▸ **GIVEN ENTRIES**
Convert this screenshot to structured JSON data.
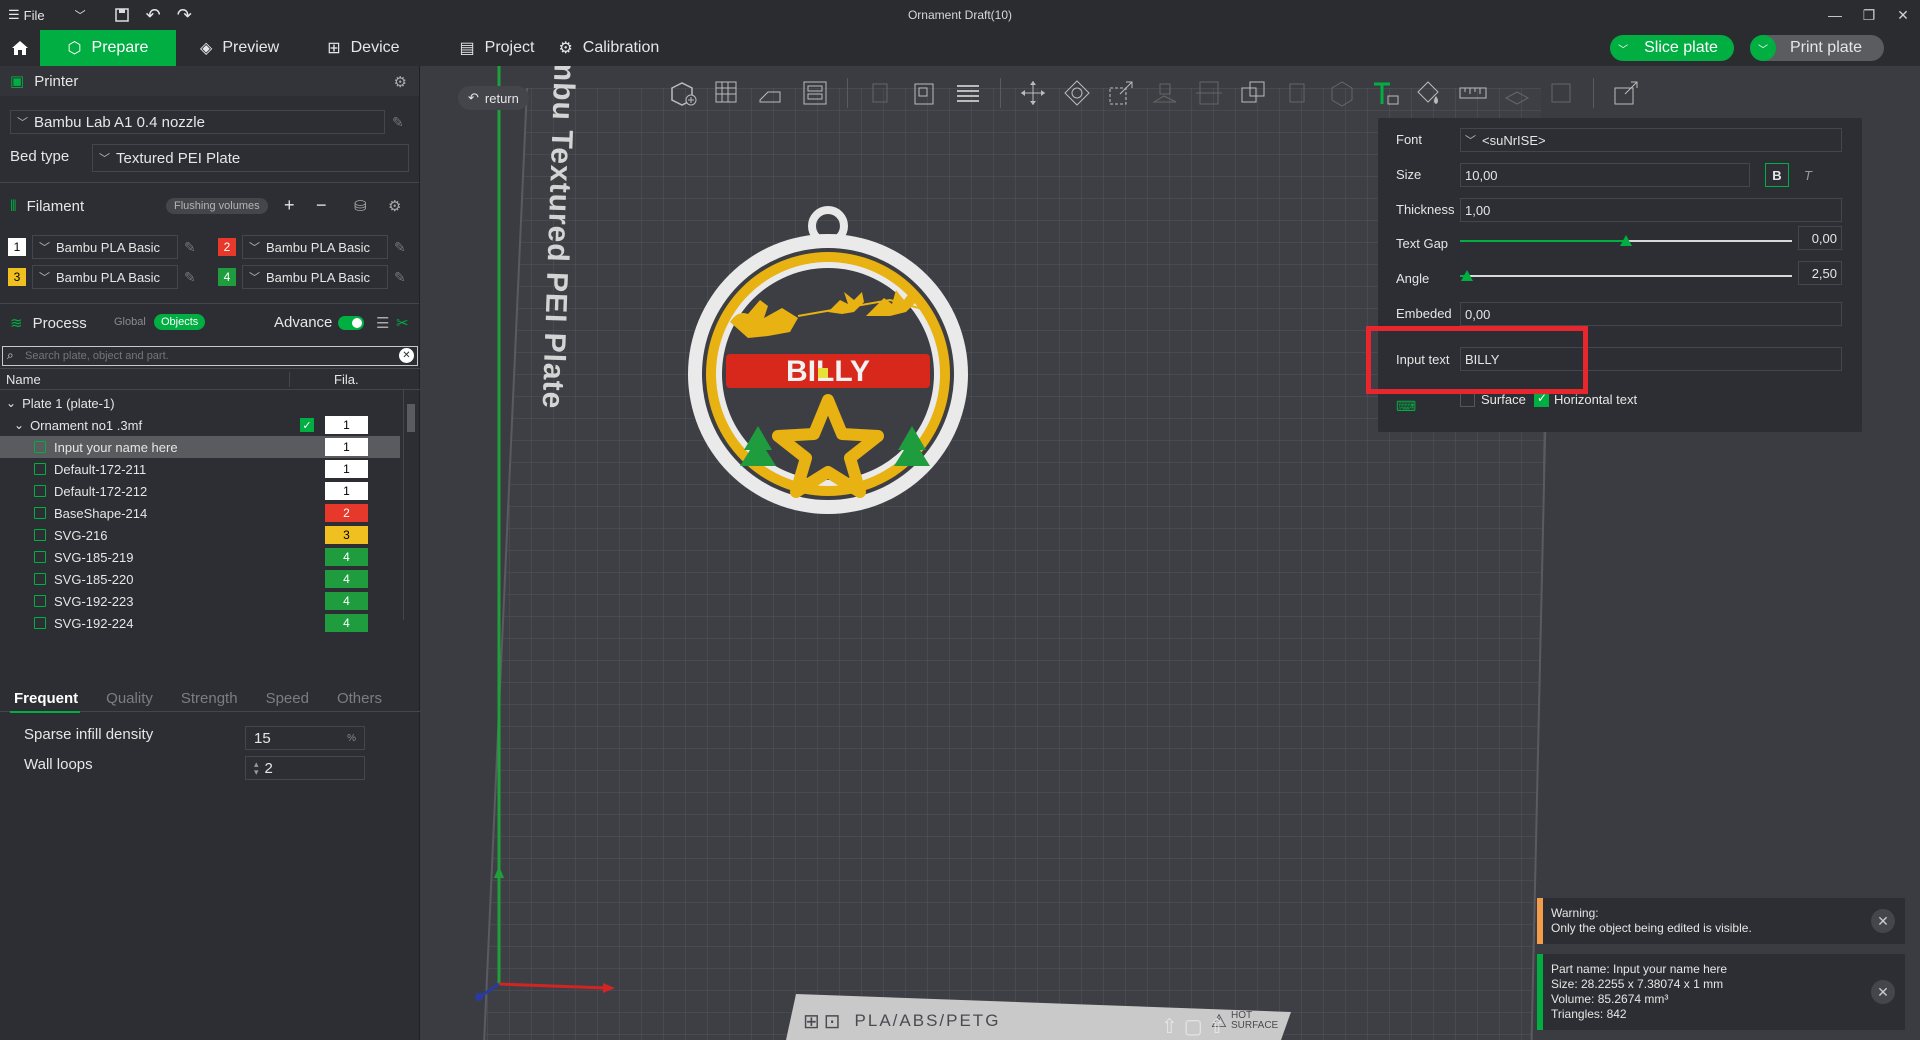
{
  "titlebar": {
    "file_label": "File",
    "title": "Ornament Draft(10)"
  },
  "nav": {
    "tabs": [
      "Prepare",
      "Preview",
      "Device",
      "Project",
      "Calibration"
    ],
    "slice_label": "Slice plate",
    "print_label": "Print plate"
  },
  "sidebar": {
    "printer_title": "Printer",
    "printer_value": "Bambu Lab A1 0.4 nozzle",
    "bed_type_label": "Bed type",
    "bed_type_value": "Textured PEI Plate",
    "filament_title": "Filament",
    "flushing_label": "Flushing volumes",
    "filaments": [
      {
        "num": "1",
        "name": "Bambu PLA Basic",
        "color": "#ffffff",
        "text_color": "#000000"
      },
      {
        "num": "2",
        "name": "Bambu PLA Basic",
        "color": "#e6392b",
        "text_color": "#ffffff"
      },
      {
        "num": "3",
        "name": "Bambu PLA Basic",
        "color": "#f0c020",
        "text_color": "#000000"
      },
      {
        "num": "4",
        "name": "Bambu PLA Basic",
        "color": "#1f9d3e",
        "text_color": "#ffffff"
      }
    ],
    "process_title": "Process",
    "process_global": "Global",
    "process_objects": "Objects",
    "advance_label": "Advance",
    "search_placeholder": "Search plate, object and part.",
    "tree_col_name": "Name",
    "tree_col_fila": "Fila.",
    "tree_rows": [
      {
        "label": "Plate 1 (plate-1)",
        "fila": "",
        "color": ""
      },
      {
        "label": "Ornament no1 .3mf",
        "fila": "1",
        "color": "#ffffff"
      },
      {
        "label": "Input your name here",
        "fila": "1",
        "color": "#ffffff"
      },
      {
        "label": "Default-172-211",
        "fila": "1",
        "color": "#ffffff"
      },
      {
        "label": "Default-172-212",
        "fila": "1",
        "color": "#ffffff"
      },
      {
        "label": "BaseShape-214",
        "fila": "2",
        "color": "#e6392b"
      },
      {
        "label": "SVG-216",
        "fila": "3",
        "color": "#f0c020"
      },
      {
        "label": "SVG-185-219",
        "fila": "4",
        "color": "#1f9d3e"
      },
      {
        "label": "SVG-185-220",
        "fila": "4",
        "color": "#1f9d3e"
      },
      {
        "label": "SVG-192-223",
        "fila": "4",
        "color": "#1f9d3e"
      },
      {
        "label": "SVG-192-224",
        "fila": "4",
        "color": "#1f9d3e"
      }
    ],
    "setting_tabs": [
      "Frequent",
      "Quality",
      "Strength",
      "Speed",
      "Others"
    ],
    "sparse_label": "Sparse infill density",
    "sparse_value": "15",
    "sparse_unit": "%",
    "wall_label": "Wall loops",
    "wall_value": "2"
  },
  "viewport": {
    "return_label": "return",
    "plate_label": "mbu Textured PEI Plate",
    "ornament_text": "BILLY",
    "bottom_strip_label": "PLA/ABS/PETG",
    "hot_surface_label": "HOT SURFACE"
  },
  "text_panel": {
    "font_label": "Font",
    "font_value": "<suNrISE>",
    "size_label": "Size",
    "size_value": "10,00",
    "bold_label": "B",
    "italic_label": "T",
    "thickness_label": "Thickness",
    "thickness_value": "1,00",
    "gap_label": "Text Gap",
    "gap_value": "0,00",
    "gap_fraction": 0.5,
    "angle_label": "Angle",
    "angle_value": "2,50",
    "angle_fraction": 0.02,
    "embeded_label": "Embeded",
    "embeded_value": "0,00",
    "input_label": "Input text",
    "input_value": "BILLY",
    "surface_label": "Surface",
    "horizontal_label": "Horizontal text"
  },
  "notifications": {
    "warning_title": "Warning:",
    "warning_text": "Only the object being edited is visible.",
    "part_line1": "Part name: Input your name here",
    "part_line2": "Size: 28.2255 x 7.38074 x 1 mm",
    "part_line3": "Volume: 85.2674 mm³",
    "part_line4": "Triangles: 842"
  }
}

▸ **EXERCISE DESCRIPTION**
Without the pictures, output the full listing exactly as it stands.

▸ **IN RESPONSE**
Convert this screenshot to structured JSON data.
{
  "titlebar": {
    "file_label": "File",
    "title": "Ornament Draft(10)"
  },
  "nav": {
    "tabs": [
      "Prepare",
      "Preview",
      "Device",
      "Project",
      "Calibration"
    ],
    "slice_label": "Slice plate",
    "print_label": "Print plate"
  },
  "sidebar": {
    "printer_title": "Printer",
    "printer_value": "Bambu Lab A1 0.4 nozzle",
    "bed_type_label": "Bed type",
    "bed_type_value": "Textured PEI Plate",
    "filament_title": "Filament",
    "flushing_label": "Flushing volumes",
    "filaments": [
      {
        "num": "1",
        "name": "Bambu PLA Basic",
        "color": "#ffffff",
        "text_color": "#000000"
      },
      {
        "num": "2",
        "name": "Bambu PLA Basic",
        "color": "#e6392b",
        "text_color": "#ffffff"
      },
      {
        "num": "3",
        "name": "Bambu PLA Basic",
        "color": "#f0c020",
        "text_color": "#000000"
      },
      {
        "num": "4",
        "name": "Bambu PLA Basic",
        "color": "#1f9d3e",
        "text_color": "#ffffff"
      }
    ],
    "process_title": "Process",
    "process_global": "Global",
    "process_objects": "Objects",
    "advance_label": "Advance",
    "search_placeholder": "Search plate, object and part.",
    "tree_col_name": "Name",
    "tree_col_fila": "Fila.",
    "tree_rows": [
      {
        "label": "Plate 1 (plate-1)",
        "fila": "",
        "color": ""
      },
      {
        "label": "Ornament no1 .3mf",
        "fila": "1",
        "color": "#ffffff"
      },
      {
        "label": "Input your name here",
        "fila": "1",
        "color": "#ffffff"
      },
      {
        "label": "Default-172-211",
        "fila": "1",
        "color": "#ffffff"
      },
      {
        "label": "Default-172-212",
        "fila": "1",
        "color": "#ffffff"
      },
      {
        "label": "BaseShape-214",
        "fila": "2",
        "color": "#e6392b"
      },
      {
        "label": "SVG-216",
        "fila": "3",
        "color": "#f0c020"
      },
      {
        "label": "SVG-185-219",
        "fila": "4",
        "color": "#1f9d3e"
      },
      {
        "label": "SVG-185-220",
        "fila": "4",
        "color": "#1f9d3e"
      },
      {
        "label": "SVG-192-223",
        "fila": "4",
        "color": "#1f9d3e"
      },
      {
        "label": "SVG-192-224",
        "fila": "4",
        "color": "#1f9d3e"
      }
    ],
    "setting_tabs": [
      "Frequent",
      "Quality",
      "Strength",
      "Speed",
      "Others"
    ],
    "sparse_label": "Sparse infill density",
    "sparse_value": "15",
    "sparse_unit": "%",
    "wall_label": "Wall loops",
    "wall_value": "2"
  },
  "viewport": {
    "return_label": "return",
    "plate_label": "mbu Textured PEI Plate",
    "ornament_text": "BILLY",
    "bottom_strip_label": "PLA/ABS/PETG",
    "hot_surface_label": "HOT SURFACE"
  },
  "text_panel": {
    "font_label": "Font",
    "font_value": "<suNrISE>",
    "size_label": "Size",
    "size_value": "10,00",
    "bold_label": "B",
    "italic_label": "T",
    "thickness_label": "Thickness",
    "thickness_value": "1,00",
    "gap_label": "Text Gap",
    "gap_value": "0,00",
    "gap_fraction": 0.5,
    "angle_label": "Angle",
    "angle_value": "2,50",
    "angle_fraction": 0.02,
    "embeded_label": "Embeded",
    "embeded_value": "0,00",
    "input_label": "Input text",
    "input_value": "BILLY",
    "surface_label": "Surface",
    "horizontal_label": "Horizontal text"
  },
  "notifications": {
    "warning_title": "Warning:",
    "warning_text": "Only the object being edited is visible.",
    "part_line1": "Part name: Input your name here",
    "part_line2": "Size: 28.2255 x 7.38074 x 1 mm",
    "part_line3": "Volume: 85.2674 mm³",
    "part_line4": "Triangles: 842"
  }
}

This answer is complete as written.